>> Start Excerpted records

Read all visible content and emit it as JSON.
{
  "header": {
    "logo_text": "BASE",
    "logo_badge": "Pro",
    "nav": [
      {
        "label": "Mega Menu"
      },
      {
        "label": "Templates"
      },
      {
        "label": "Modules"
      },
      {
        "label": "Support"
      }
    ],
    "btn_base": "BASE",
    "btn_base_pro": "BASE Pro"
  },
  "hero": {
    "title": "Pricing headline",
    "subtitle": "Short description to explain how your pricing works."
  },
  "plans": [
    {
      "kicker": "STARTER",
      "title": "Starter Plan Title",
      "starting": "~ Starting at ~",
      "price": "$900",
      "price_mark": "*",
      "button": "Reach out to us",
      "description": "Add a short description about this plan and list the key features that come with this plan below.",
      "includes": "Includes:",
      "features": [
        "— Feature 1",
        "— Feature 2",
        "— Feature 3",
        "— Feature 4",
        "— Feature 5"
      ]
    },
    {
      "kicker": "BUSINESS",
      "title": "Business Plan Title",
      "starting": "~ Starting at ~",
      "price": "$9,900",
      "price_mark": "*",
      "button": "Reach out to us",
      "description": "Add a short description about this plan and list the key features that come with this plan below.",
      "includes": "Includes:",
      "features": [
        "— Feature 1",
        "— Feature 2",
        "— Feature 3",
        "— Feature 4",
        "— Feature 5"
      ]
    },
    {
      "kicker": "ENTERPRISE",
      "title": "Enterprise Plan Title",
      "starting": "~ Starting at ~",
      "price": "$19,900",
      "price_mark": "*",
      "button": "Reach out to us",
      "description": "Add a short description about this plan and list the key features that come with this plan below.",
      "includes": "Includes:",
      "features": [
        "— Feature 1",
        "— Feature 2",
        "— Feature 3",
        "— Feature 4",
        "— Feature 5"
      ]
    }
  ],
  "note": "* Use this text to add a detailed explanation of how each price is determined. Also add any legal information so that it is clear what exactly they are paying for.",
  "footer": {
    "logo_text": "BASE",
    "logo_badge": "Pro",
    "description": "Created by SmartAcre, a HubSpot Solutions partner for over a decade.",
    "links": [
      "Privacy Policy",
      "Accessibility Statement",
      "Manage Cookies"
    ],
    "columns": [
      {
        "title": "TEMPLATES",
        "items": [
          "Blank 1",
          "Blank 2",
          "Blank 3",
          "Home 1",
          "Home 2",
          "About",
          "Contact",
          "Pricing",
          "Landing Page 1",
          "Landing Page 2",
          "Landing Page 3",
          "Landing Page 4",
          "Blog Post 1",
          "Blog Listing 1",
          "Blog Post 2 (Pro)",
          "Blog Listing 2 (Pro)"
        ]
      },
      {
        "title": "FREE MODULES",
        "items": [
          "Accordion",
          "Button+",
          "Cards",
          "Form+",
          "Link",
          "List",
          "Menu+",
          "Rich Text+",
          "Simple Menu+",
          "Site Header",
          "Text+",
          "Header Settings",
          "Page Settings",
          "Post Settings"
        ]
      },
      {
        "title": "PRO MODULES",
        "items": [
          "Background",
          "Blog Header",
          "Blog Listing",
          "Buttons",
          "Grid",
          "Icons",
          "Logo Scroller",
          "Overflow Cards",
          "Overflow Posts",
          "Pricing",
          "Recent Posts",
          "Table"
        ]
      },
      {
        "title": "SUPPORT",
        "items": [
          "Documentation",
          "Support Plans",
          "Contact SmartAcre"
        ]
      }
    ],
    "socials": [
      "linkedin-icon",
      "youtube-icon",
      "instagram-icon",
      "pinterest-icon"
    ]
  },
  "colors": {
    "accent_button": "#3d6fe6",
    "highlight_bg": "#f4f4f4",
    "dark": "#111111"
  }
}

>> End Excerpted records

Work to be completed
Please restate the whole listing word for word.

Output of the task
Read all visible content and emit it as JSON.
{
  "header": {
    "logo_text": "BASE",
    "logo_badge": "Pro",
    "nav": [
      {
        "label": "Mega Menu"
      },
      {
        "label": "Templates"
      },
      {
        "label": "Modules"
      },
      {
        "label": "Support"
      }
    ],
    "btn_base": "BASE",
    "btn_base_pro": "BASE Pro"
  },
  "hero": {
    "title": "Pricing headline",
    "subtitle": "Short description to explain how your pricing works."
  },
  "plans": [
    {
      "kicker": "STARTER",
      "title": "Starter Plan Title",
      "starting": "~ Starting at ~",
      "price": "$900",
      "price_mark": "*",
      "button": "Reach out to us",
      "description": "Add a short description about this plan and list the key features that come with this plan below.",
      "includes": "Includes:",
      "features": [
        "— Feature 1",
        "— Feature 2",
        "— Feature 3",
        "— Feature 4",
        "— Feature 5"
      ]
    },
    {
      "kicker": "BUSINESS",
      "title": "Business Plan Title",
      "starting": "~ Starting at ~",
      "price": "$9,900",
      "price_mark": "*",
      "button": "Reach out to us",
      "description": "Add a short description about this plan and list the key features that come with this plan below.",
      "includes": "Includes:",
      "features": [
        "— Feature 1",
        "— Feature 2",
        "— Feature 3",
        "— Feature 4",
        "— Feature 5"
      ]
    },
    {
      "kicker": "ENTERPRISE",
      "title": "Enterprise Plan Title",
      "starting": "~ Starting at ~",
      "price": "$19,900",
      "price_mark": "*",
      "button": "Reach out to us",
      "description": "Add a short description about this plan and list the key features that come with this plan below.",
      "includes": "Includes:",
      "features": [
        "— Feature 1",
        "— Feature 2",
        "— Feature 3",
        "— Feature 4",
        "— Feature 5"
      ]
    }
  ],
  "note": "* Use this text to add a detailed explanation of how each price is determined. Also add any legal information so that it is clear what exactly they are paying for.",
  "footer": {
    "logo_text": "BASE",
    "logo_badge": "Pro",
    "description": "Created by SmartAcre, a HubSpot Solutions partner for over a decade.",
    "links": [
      "Privacy Policy",
      "Accessibility Statement",
      "Manage Cookies"
    ],
    "columns": [
      {
        "title": "TEMPLATES",
        "items": [
          "Blank 1",
          "Blank 2",
          "Blank 3",
          "Home 1",
          "Home 2",
          "About",
          "Contact",
          "Pricing",
          "Landing Page 1",
          "Landing Page 2",
          "Landing Page 3",
          "Landing Page 4",
          "Blog Post 1",
          "Blog Listing 1",
          "Blog Post 2 (Pro)",
          "Blog Listing 2 (Pro)"
        ]
      },
      {
        "title": "FREE MODULES",
        "items": [
          "Accordion",
          "Button+",
          "Cards",
          "Form+",
          "Link",
          "List",
          "Menu+",
          "Rich Text+",
          "Simple Menu+",
          "Site Header",
          "Text+",
          "Header Settings",
          "Page Settings",
          "Post Settings"
        ]
      },
      {
        "title": "PRO MODULES",
        "items": [
          "Background",
          "Blog Header",
          "Blog Listing",
          "Buttons",
          "Grid",
          "Icons",
          "Logo Scroller",
          "Overflow Cards",
          "Overflow Posts",
          "Pricing",
          "Recent Posts",
          "Table"
        ]
      },
      {
        "title": "SUPPORT",
        "items": [
          "Documentation",
          "Support Plans",
          "Contact SmartAcre"
        ]
      }
    ],
    "socials": [
      "linkedin-icon",
      "youtube-icon",
      "instagram-icon",
      "pinterest-icon"
    ]
  },
  "colors": {
    "accent_button": "#3d6fe6",
    "highlight_bg": "#f4f4f4",
    "dark": "#111111"
  }
}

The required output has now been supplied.